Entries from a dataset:
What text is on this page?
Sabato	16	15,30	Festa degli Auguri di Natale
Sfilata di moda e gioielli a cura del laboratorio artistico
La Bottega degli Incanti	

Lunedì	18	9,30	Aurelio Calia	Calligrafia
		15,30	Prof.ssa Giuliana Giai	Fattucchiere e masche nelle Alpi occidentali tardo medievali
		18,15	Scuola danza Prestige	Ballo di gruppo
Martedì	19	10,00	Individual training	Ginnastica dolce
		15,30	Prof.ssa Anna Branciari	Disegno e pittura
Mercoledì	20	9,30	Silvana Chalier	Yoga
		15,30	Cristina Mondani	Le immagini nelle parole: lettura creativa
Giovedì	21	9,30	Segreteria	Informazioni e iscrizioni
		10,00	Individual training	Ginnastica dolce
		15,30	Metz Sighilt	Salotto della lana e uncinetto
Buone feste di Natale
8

---

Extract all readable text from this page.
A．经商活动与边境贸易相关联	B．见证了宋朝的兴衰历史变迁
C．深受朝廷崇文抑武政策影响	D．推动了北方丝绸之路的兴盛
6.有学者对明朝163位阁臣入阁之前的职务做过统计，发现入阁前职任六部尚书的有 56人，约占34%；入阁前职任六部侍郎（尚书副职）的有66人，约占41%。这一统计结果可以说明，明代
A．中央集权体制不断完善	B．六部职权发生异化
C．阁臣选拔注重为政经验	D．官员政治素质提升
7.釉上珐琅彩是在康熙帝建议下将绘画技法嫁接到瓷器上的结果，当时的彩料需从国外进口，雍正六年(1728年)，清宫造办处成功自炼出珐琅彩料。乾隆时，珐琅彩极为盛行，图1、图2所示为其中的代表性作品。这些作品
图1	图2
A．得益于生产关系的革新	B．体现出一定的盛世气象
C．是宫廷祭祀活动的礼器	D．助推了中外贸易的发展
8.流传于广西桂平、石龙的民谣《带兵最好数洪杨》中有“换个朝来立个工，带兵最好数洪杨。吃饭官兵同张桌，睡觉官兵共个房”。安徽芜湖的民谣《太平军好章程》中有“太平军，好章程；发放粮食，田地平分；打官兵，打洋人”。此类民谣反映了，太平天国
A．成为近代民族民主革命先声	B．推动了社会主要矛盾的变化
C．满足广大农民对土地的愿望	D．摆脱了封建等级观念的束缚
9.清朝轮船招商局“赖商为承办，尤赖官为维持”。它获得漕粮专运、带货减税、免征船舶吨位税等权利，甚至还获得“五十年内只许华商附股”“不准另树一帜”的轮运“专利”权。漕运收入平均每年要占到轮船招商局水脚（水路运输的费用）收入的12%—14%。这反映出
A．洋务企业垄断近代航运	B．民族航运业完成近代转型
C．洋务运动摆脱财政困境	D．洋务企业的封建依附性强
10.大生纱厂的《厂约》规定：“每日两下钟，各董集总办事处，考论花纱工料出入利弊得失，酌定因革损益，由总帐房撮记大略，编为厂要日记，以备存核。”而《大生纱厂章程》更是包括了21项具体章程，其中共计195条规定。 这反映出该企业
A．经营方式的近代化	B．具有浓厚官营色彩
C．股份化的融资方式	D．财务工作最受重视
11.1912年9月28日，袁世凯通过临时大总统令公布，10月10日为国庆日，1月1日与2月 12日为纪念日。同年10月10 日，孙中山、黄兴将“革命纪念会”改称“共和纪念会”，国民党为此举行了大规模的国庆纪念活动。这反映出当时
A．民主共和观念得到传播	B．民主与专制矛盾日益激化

■ **EXERCISE OBJECTIVE**: Take every line above carrying "Ginnastica" and return it.

■ **EXERCISE OUTPUT**:
Martedì	19	10,00	Individual training	Ginnastica dolce
		10,00	Individual training	Ginnastica dolce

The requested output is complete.